- **Problem to work on**:
Write out all of the lines below, exactly and completely.

- **Task input**:
## START
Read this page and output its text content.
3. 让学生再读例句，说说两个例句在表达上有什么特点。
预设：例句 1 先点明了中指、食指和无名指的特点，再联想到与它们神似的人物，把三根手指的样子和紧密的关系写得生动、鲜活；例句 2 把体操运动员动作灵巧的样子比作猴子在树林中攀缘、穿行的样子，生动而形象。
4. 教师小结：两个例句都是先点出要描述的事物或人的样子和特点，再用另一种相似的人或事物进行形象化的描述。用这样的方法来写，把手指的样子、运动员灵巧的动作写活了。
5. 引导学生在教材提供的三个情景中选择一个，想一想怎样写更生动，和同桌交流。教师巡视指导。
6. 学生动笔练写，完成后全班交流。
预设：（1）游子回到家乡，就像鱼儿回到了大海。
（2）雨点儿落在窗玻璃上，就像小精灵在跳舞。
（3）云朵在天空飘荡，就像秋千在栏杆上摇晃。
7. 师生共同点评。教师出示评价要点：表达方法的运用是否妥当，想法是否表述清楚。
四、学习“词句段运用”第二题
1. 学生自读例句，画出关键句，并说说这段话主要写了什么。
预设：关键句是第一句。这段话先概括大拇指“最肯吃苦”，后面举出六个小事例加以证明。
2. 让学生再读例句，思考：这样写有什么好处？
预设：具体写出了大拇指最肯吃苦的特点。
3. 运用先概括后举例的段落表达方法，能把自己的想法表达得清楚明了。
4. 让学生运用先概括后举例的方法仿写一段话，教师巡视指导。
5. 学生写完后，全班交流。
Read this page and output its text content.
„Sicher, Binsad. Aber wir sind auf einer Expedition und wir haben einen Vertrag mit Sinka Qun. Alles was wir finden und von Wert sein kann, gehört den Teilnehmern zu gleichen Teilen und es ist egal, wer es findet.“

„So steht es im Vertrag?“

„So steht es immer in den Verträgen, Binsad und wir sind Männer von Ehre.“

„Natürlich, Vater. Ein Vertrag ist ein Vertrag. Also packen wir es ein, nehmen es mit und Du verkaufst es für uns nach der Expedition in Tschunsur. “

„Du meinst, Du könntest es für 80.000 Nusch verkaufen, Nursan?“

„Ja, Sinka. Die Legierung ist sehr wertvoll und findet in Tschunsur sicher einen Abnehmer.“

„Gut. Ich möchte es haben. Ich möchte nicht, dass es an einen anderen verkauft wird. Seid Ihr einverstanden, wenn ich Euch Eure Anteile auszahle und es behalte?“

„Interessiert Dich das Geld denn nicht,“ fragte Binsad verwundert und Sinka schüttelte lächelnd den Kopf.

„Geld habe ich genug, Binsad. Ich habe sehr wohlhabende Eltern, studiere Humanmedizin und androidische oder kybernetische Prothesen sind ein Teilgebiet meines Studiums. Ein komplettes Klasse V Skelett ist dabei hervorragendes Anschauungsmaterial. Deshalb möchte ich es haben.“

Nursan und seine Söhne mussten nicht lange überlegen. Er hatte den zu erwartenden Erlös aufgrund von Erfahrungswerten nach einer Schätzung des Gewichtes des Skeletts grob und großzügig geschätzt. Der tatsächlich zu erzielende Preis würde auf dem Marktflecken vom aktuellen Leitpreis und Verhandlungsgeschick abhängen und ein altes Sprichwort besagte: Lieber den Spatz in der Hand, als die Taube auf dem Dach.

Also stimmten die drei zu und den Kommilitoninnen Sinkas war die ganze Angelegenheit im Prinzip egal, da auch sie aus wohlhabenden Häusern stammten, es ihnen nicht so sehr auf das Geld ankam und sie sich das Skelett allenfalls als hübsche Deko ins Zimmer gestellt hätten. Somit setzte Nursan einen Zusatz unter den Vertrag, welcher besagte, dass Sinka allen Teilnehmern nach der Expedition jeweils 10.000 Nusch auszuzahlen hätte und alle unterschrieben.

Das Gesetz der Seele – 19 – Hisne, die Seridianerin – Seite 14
## END
- **The output**:
Read this page and output its text content.
3. 让学生再读例句，说说两个例句在表达上有什么特点。
预设：例句 1 先点明了中指、食指和无名指的特点，再联想到与它们神似的人物，把三根手指的样子和紧密的关系写得生动、鲜活；例句 2 把体操运动员动作灵巧的样子比作猴子在树林中攀缘、穿行的样子，生动而形象。
4. 教师小结：两个例句都是先点出要描述的事物或人的样子和特点，再用另一种相似的人或事物进行形象化的描述。用这样的方法来写，把手指的样子、运动员灵巧的动作写活了。
5. 引导学生在教材提供的三个情景中选择一个，想一想怎样写更生动，和同桌交流。教师巡视指导。
6. 学生动笔练写，完成后全班交流。
预设：（1）游子回到家乡，就像鱼儿回到了大海。
（2）雨点儿落在窗玻璃上，就像小精灵在跳舞。
（3）云朵在天空飘荡，就像秋千在栏杆上摇晃。
7. 师生共同点评。教师出示评价要点：表达方法的运用是否妥当，想法是否表述清楚。
四、学习“词句段运用”第二题
1. 学生自读例句，画出关键句，并说说这段话主要写了什么。
预设：关键句是第一句。这段话先概括大拇指“最肯吃苦”，后面举出六个小事例加以证明。
2. 让学生再读例句，思考：这样写有什么好处？
预设：具体写出了大拇指最肯吃苦的特点。
3. 运用先概括后举例的段落表达方法，能把自己的想法表达得清楚明了。
4. 让学生运用先概括后举例的方法仿写一段话，教师巡视指导。
5. 学生写完后，全班交流。
Read this page and output its text content.
„Sicher, Binsad. Aber wir sind auf einer Expedition und wir haben einen Vertrag mit Sinka Qun. Alles was wir finden und von Wert sein kann, gehört den Teilnehmern zu gleichen Teilen und es ist egal, wer es findet.“

„So steht es im Vertrag?“

„So steht es immer in den Verträgen, Binsad und wir sind Männer von Ehre.“

„Natürlich, Vater. Ein Vertrag ist ein Vertrag. Also packen wir es ein, nehmen es mit und Du verkaufst es für uns nach der Expedition in Tschunsur. “

„Du meinst, Du könntest es für 80.000 Nusch verkaufen, Nursan?“

„Ja, Sinka. Die Legierung ist sehr wertvoll und findet in Tschunsur sicher einen Abnehmer.“

„Gut. Ich möchte es haben. Ich möchte nicht, dass es an einen anderen verkauft wird. Seid Ihr einverstanden, wenn ich Euch Eure Anteile auszahle und es behalte?“

„Interessiert Dich das Geld denn nicht,“ fragte Binsad verwundert und Sinka schüttelte lächelnd den Kopf.

„Geld habe ich genug, Binsad. Ich habe sehr wohlhabende Eltern, studiere Humanmedizin und androidische oder kybernetische Prothesen sind ein Teilgebiet meines Studiums. Ein komplettes Klasse V Skelett ist dabei hervorragendes Anschauungsmaterial. Deshalb möchte ich es haben.“

Nursan und seine Söhne mussten nicht lange überlegen. Er hatte den zu erwartenden Erlös aufgrund von Erfahrungswerten nach einer Schätzung des Gewichtes des Skeletts grob und großzügig geschätzt. Der tatsächlich zu erzielende Preis würde auf dem Marktflecken vom aktuellen Leitpreis und Verhandlungsgeschick abhängen und ein altes Sprichwort besagte: Lieber den Spatz in der Hand, als die Taube auf dem Dach.

Also stimmten die drei zu und den Kommilitoninnen Sinkas war die ganze Angelegenheit im Prinzip egal, da auch sie aus wohlhabenden Häusern stammten, es ihnen nicht so sehr auf das Geld ankam und sie sich das Skelett allenfalls als hübsche Deko ins Zimmer gestellt hätten. Somit setzte Nursan einen Zusatz unter den Vertrag, welcher besagte, dass Sinka allen Teilnehmern nach der Expedition jeweils 10.000 Nusch auszuzahlen hätte und alle unterschrieben.

Das Gesetz der Seele – 19 – Hisne, die Seridianerin – Seite 14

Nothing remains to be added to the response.